> _Material_
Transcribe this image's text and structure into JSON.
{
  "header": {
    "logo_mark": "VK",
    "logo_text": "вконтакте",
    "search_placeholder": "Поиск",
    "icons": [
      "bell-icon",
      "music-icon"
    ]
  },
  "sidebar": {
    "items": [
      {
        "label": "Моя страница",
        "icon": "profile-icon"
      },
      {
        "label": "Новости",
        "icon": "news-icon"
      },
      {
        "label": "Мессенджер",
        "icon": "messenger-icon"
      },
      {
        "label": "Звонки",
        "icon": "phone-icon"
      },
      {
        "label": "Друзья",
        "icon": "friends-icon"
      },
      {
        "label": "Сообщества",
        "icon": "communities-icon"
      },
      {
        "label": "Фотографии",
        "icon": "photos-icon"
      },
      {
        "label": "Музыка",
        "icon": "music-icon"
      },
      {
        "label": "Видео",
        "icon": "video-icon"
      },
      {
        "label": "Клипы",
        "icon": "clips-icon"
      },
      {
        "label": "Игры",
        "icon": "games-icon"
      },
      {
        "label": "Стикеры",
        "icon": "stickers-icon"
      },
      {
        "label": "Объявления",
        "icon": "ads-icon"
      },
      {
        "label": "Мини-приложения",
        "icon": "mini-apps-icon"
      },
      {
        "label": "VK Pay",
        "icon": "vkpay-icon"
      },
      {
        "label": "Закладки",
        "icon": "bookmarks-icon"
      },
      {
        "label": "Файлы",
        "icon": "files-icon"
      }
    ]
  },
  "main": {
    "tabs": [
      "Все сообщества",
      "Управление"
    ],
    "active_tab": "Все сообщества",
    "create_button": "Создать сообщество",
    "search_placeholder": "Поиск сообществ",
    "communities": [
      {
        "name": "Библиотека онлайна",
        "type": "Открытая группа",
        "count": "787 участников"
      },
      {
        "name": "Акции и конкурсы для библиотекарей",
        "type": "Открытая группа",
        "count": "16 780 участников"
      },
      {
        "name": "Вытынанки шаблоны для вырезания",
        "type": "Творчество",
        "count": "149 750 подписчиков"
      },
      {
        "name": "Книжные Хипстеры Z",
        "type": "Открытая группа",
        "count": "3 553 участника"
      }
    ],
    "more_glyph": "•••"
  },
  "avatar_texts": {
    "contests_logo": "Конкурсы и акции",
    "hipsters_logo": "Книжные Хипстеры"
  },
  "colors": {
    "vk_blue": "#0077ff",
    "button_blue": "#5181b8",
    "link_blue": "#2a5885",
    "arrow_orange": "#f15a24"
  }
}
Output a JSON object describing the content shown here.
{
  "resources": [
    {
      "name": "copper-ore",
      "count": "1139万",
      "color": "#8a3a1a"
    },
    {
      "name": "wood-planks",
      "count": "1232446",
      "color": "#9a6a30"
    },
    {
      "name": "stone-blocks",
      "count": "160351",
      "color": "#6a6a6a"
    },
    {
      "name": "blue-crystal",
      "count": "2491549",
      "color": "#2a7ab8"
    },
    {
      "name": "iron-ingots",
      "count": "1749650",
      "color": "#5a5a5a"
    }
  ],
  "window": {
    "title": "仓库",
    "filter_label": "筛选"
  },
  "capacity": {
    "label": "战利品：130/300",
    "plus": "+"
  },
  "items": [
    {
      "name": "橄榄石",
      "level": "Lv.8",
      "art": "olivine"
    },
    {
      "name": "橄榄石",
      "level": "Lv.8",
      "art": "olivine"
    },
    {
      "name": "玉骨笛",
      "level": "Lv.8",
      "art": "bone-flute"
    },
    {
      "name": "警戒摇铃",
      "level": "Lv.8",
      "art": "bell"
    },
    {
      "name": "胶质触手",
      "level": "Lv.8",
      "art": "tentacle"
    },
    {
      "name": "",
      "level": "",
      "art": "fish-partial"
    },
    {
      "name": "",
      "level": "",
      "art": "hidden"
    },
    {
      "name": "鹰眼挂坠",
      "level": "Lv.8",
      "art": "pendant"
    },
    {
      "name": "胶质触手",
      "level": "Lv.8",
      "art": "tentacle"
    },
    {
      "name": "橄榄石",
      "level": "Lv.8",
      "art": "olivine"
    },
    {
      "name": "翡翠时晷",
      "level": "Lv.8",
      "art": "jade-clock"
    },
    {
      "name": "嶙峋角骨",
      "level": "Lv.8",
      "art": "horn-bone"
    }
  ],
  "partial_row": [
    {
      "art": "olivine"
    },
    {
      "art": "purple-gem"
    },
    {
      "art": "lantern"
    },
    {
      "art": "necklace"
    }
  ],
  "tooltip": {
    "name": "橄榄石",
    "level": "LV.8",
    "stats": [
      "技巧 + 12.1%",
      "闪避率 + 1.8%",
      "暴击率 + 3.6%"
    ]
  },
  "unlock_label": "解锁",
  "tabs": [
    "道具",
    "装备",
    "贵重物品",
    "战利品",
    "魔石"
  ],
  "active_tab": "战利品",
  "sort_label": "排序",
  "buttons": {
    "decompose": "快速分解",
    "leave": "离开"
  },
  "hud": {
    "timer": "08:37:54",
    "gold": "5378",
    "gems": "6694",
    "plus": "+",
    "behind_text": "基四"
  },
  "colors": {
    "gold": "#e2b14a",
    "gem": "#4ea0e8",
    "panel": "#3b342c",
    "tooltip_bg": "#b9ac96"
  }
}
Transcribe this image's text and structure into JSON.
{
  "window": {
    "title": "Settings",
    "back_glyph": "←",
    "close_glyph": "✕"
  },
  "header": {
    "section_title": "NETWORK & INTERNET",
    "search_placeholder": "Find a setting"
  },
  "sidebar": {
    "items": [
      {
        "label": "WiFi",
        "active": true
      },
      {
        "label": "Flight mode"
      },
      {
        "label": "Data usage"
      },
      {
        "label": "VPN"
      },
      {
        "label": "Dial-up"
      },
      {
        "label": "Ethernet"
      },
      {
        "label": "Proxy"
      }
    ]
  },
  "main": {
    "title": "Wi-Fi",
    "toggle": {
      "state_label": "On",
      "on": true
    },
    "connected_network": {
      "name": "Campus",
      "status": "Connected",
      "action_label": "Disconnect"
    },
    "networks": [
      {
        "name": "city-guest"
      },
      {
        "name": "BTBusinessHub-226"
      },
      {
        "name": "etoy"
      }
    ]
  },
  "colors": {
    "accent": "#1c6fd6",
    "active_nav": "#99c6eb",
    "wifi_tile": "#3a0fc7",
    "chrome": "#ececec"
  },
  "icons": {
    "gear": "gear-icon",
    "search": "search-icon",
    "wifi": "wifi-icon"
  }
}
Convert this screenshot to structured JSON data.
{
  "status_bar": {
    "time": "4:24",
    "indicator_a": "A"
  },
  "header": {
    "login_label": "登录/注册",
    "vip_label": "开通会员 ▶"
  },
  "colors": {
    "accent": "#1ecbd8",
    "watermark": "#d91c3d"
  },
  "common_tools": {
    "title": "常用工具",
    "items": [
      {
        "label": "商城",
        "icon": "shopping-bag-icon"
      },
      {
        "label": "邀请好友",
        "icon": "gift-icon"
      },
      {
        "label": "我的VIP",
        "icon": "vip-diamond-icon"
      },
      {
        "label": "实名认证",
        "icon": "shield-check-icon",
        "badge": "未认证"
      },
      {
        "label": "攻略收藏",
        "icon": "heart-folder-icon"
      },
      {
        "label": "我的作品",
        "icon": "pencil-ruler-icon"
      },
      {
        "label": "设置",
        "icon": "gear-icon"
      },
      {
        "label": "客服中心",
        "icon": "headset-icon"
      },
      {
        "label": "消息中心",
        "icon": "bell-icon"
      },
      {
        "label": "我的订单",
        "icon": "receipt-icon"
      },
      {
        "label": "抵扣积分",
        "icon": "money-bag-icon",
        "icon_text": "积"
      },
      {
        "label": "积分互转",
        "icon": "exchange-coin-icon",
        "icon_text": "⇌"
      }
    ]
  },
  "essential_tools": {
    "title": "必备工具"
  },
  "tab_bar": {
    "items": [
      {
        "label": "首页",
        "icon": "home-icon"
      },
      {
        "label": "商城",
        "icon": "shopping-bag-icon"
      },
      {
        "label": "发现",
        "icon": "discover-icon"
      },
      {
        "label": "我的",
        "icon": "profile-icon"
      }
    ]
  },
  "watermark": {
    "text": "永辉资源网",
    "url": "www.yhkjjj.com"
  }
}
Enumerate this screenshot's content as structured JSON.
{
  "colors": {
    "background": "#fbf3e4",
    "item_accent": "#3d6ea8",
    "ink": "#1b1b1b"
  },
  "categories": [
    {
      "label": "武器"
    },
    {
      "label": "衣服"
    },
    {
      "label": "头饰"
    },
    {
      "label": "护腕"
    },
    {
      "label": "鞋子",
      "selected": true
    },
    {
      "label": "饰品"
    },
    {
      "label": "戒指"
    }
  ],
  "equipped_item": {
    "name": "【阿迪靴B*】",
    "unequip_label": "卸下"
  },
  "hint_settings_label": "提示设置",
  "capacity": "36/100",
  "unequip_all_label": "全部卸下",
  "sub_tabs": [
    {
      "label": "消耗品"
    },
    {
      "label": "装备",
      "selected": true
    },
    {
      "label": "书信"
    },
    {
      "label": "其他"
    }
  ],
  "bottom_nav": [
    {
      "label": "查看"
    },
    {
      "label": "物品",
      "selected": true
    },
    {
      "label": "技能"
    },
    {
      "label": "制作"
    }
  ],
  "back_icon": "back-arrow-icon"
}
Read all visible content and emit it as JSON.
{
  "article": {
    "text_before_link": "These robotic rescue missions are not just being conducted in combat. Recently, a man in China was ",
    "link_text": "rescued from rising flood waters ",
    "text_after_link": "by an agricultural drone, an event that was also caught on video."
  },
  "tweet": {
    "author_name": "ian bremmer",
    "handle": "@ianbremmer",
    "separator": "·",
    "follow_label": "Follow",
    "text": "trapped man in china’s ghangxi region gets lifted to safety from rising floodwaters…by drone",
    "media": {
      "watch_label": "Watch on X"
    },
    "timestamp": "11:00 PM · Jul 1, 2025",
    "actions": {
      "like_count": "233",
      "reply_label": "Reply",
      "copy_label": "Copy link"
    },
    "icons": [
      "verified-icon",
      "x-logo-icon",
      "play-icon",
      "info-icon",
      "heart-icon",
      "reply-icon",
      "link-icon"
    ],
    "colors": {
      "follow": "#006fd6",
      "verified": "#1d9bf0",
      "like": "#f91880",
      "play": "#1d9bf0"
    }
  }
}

> _Written problem_
Exactly reproduce the lines beginning with the one that contains "Enumerate this screenshot's" and ending with the last line of the material, both included. Leave out everything else.

> _Answer_
Enumerate this screenshot's content as structured JSON.
{
  "colors": {
    "background": "#fbf3e4",
    "item_accent": "#3d6ea8",
    "ink": "#1b1b1b"
  },
  "categories": [
    {
      "label": "武器"
    },
    {
      "label": "衣服"
    },
    {
      "label": "头饰"
    },
    {
      "label": "护腕"
    },
    {
      "label": "鞋子",
      "selected": true
    },
    {
      "label": "饰品"
    },
    {
      "label": "戒指"
    }
  ],
  "equipped_item": {
    "name": "【阿迪靴B*】",
    "unequip_label": "卸下"
  },
  "hint_settings_label": "提示设置",
  "capacity": "36/100",
  "unequip_all_label": "全部卸下",
  "sub_tabs": [
    {
      "label": "消耗品"
    },
    {
      "label": "装备",
      "selected": true
    },
    {
      "label": "书信"
    },
    {
      "label": "其他"
    }
  ],
  "bottom_nav": [
    {
      "label": "查看"
    },
    {
      "label": "物品",
      "selected": true
    },
    {
      "label": "技能"
    },
    {
      "label": "制作"
    }
  ],
  "back_icon": "back-arrow-icon"
}
Read all visible content and emit it as JSON.
{
  "article": {
    "text_before_link": "These robotic rescue missions are not just being conducted in combat. Recently, a man in China was ",
    "link_text": "rescued from rising flood waters ",
    "text_after_link": "by an agricultural drone, an event that was also caught on video."
  },
  "tweet": {
    "author_name": "ian bremmer",
    "handle": "@ianbremmer",
    "separator": "·",
    "follow_label": "Follow",
    "text": "trapped man in china’s ghangxi region gets lifted to safety from rising floodwaters…by drone",
    "media": {
      "watch_label": "Watch on X"
    },
    "timestamp": "11:00 PM · Jul 1, 2025",
    "actions": {
      "like_count": "233",
      "reply_label": "Reply",
      "copy_label": "Copy link"
    },
    "icons": [
      "verified-icon",
      "x-logo-icon",
      "play-icon",
      "info-icon",
      "heart-icon",
      "reply-icon",
      "link-icon"
    ],
    "colors": {
      "follow": "#006fd6",
      "verified": "#1d9bf0",
      "like": "#f91880",
      "play": "#1d9bf0"
    }
  }
}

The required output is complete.